## Required work:
In your copy, reproduce the entries exactly as they are, minus the images.
-- START OF Stored rows --
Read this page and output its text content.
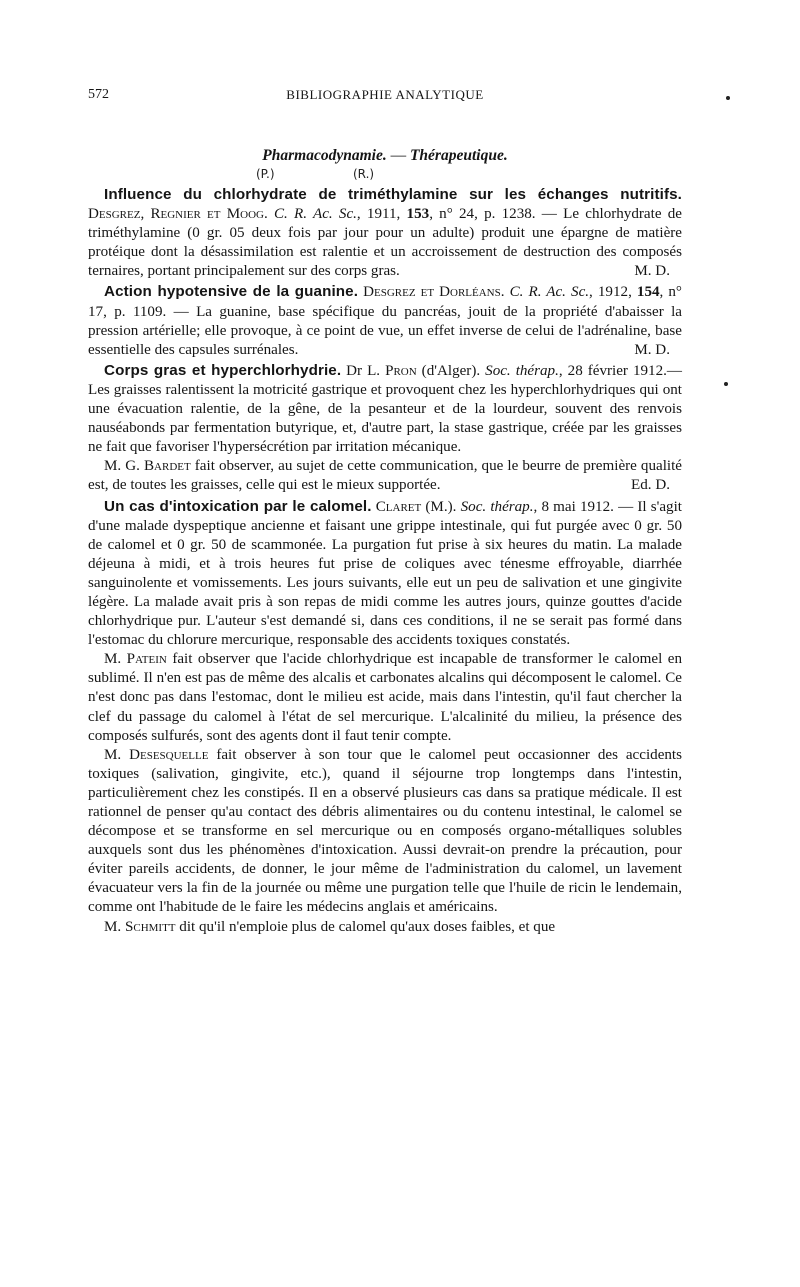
572	BIBLIOGRAPHIE ANALYTIQUE
Pharmacodynamie. — Thérapeutique.
(P.)	(R.)

Influence du chlorhydrate de triméthylamine sur les échanges nutritifs. Desgrez, Regnier et Moog. C. R. Ac. Sc., 1911, 153, n° 24, p. 1238. — Le chlorhydrate de triméthylamine (0 gr. 05 deux fois par jour pour un adulte) produit une épargne de matière protéique dont la désassimilation est ralentie et un accroissement de destruction des composés ternaires, portant principalement sur des corps gras.	M. D.

Action hypotensive de la guanine. Desgrez et Dorléans. C. R. Ac. Sc., 1912, 154, n° 17, p. 1109. — La guanine, base spécifique du pancréas, jouit de la propriété d'abaisser la pression artérielle; elle provoque, à ce point de vue, un effet inverse de celui de l'adrénaline, base essentielle des capsules surrénales.	M. D.

Corps gras et hyperchlorhydrie. Dr L. Pron (d'Alger). Soc. thérap., 28 février 1912.—Les graisses ralentissent la motricité gastrique et provoquent chez les hyperchlorhydriques qui ont une évacuation ralentie, de la gêne, de la pesanteur et de la lourdeur, souvent des renvois nauséabonds par fermentation butyrique, et, d'autre part, la stase gastrique, créée par les graisses ne fait que favoriser l'hypersécrétion par irritation mécanique.

M. G. Bardet fait observer, au sujet de cette communication, que le beurre de première qualité est, de toutes les graisses, celle qui est le mieux supportée.	Ed. D.

Un cas d'intoxication par le calomel. Claret (M.). Soc. thérap., 8 mai 1912. — Il s'agit d'une malade dyspeptique ancienne et faisant une grippe intestinale, qui fut purgée avec 0 gr. 50 de calomel et 0 gr. 50 de scammonée. La purgation fut prise à six heures du matin. La malade déjeuna à midi, et à trois heures fut prise de coliques avec ténesme effroyable, diarrhée sanguinolente et vomissements. Les jours suivants, elle eut un peu de salivation et une gingivite légère. La malade avait pris à son repas de midi comme les autres jours, quinze gouttes d'acide chlorhydrique pur. L'auteur s'est demandé si, dans ces conditions, il ne se serait pas formé dans l'estomac du chlorure mercurique, responsable des accidents toxiques constatés.

M. Patein fait observer que l'acide chlorhydrique est incapable de transformer le calomel en sublimé. Il n'en est pas de même des alcalis et carbonates alcalins qui décomposent le calomel. Ce n'est donc pas dans l'estomac, dont le milieu est acide, mais dans l'intestin, qu'il faut chercher la clef du passage du calomel à l'état de sel mercurique. L'alcalinité du milieu, la présence des composés sulfurés, sont des agents dont il faut tenir compte.

M. Desesquelle fait observer à son tour que le calomel peut occasionner des accidents toxiques (salivation, gingivite, etc.), quand il séjourne trop longtemps dans l'intestin, particulièrement chez les constipés. Il en a observé plusieurs cas dans sa pratique médicale. Il est rationnel de penser qu'au contact des débris alimentaires ou du contenu intestinal, le calomel se décompose et se transforme en sel mercurique ou en composés organo-métalliques solubles auxquels sont dus les phénomènes d'intoxication. Aussi devrait-on prendre la précaution, pour éviter pareils accidents, de donner, le jour même de l'administration du calomel, un lavement évacuateur vers la fin de la journée ou même une purgation telle que l'huile de ricin le lendemain, comme ont l'habitude de le faire les médecins anglais et américains.

M. Schmitt dit qu'il n'emploie plus de calomel qu'aux doses faibles, et que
-- END OF Stored rows --
## Task answer:
Read this page and output its text content.
572	BIBLIOGRAPHIE ANALYTIQUE
Pharmacodynamie. — Thérapeutique.
(P.)	(R.)

Influence du chlorhydrate de triméthylamine sur les échanges nutritifs. Desgrez, Regnier et Moog. C. R. Ac. Sc., 1911, 153, n° 24, p. 1238. — Le chlorhydrate de triméthylamine (0 gr. 05 deux fois par jour pour un adulte) produit une épargne de matière protéique dont la désassimilation est ralentie et un accroissement de destruction des composés ternaires, portant principalement sur des corps gras.	M. D.

Action hypotensive de la guanine. Desgrez et Dorléans. C. R. Ac. Sc., 1912, 154, n° 17, p. 1109. — La guanine, base spécifique du pancréas, jouit de la propriété d'abaisser la pression artérielle; elle provoque, à ce point de vue, un effet inverse de celui de l'adrénaline, base essentielle des capsules surrénales.	M. D.

Corps gras et hyperchlorhydrie. Dr L. Pron (d'Alger). Soc. thérap., 28 février 1912.—Les graisses ralentissent la motricité gastrique et provoquent chez les hyperchlorhydriques qui ont une évacuation ralentie, de la gêne, de la pesanteur et de la lourdeur, souvent des renvois nauséabonds par fermentation butyrique, et, d'autre part, la stase gastrique, créée par les graisses ne fait que favoriser l'hypersécrétion par irritation mécanique.

M. G. Bardet fait observer, au sujet de cette communication, que le beurre de première qualité est, de toutes les graisses, celle qui est le mieux supportée.	Ed. D.

Un cas d'intoxication par le calomel. Claret (M.). Soc. thérap., 8 mai 1912. — Il s'agit d'une malade dyspeptique ancienne et faisant une grippe intestinale, qui fut purgée avec 0 gr. 50 de calomel et 0 gr. 50 de scammonée. La purgation fut prise à six heures du matin. La malade déjeuna à midi, et à trois heures fut prise de coliques avec ténesme effroyable, diarrhée sanguinolente et vomissements. Les jours suivants, elle eut un peu de salivation et une gingivite légère. La malade avait pris à son repas de midi comme les autres jours, quinze gouttes d'acide chlorhydrique pur. L'auteur s'est demandé si, dans ces conditions, il ne se serait pas formé dans l'estomac du chlorure mercurique, responsable des accidents toxiques constatés.

M. Patein fait observer que l'acide chlorhydrique est incapable de transformer le calomel en sublimé. Il n'en est pas de même des alcalis et carbonates alcalins qui décomposent le calomel. Ce n'est donc pas dans l'estomac, dont le milieu est acide, mais dans l'intestin, qu'il faut chercher la clef du passage du calomel à l'état de sel mercurique. L'alcalinité du milieu, la présence des composés sulfurés, sont des agents dont il faut tenir compte.

M. Desesquelle fait observer à son tour que le calomel peut occasionner des accidents toxiques (salivation, gingivite, etc.), quand il séjourne trop longtemps dans l'intestin, particulièrement chez les constipés. Il en a observé plusieurs cas dans sa pratique médicale. Il est rationnel de penser qu'au contact des débris alimentaires ou du contenu intestinal, le calomel se décompose et se transforme en sel mercurique ou en composés organo-métalliques solubles auxquels sont dus les phénomènes d'intoxication. Aussi devrait-on prendre la précaution, pour éviter pareils accidents, de donner, le jour même de l'administration du calomel, un lavement évacuateur vers la fin de la journée ou même une purgation telle que l'huile de ricin le lendemain, comme ont l'habitude de le faire les médecins anglais et américains.

M. Schmitt dit qu'il n'emploie plus de calomel qu'aux doses faibles, et que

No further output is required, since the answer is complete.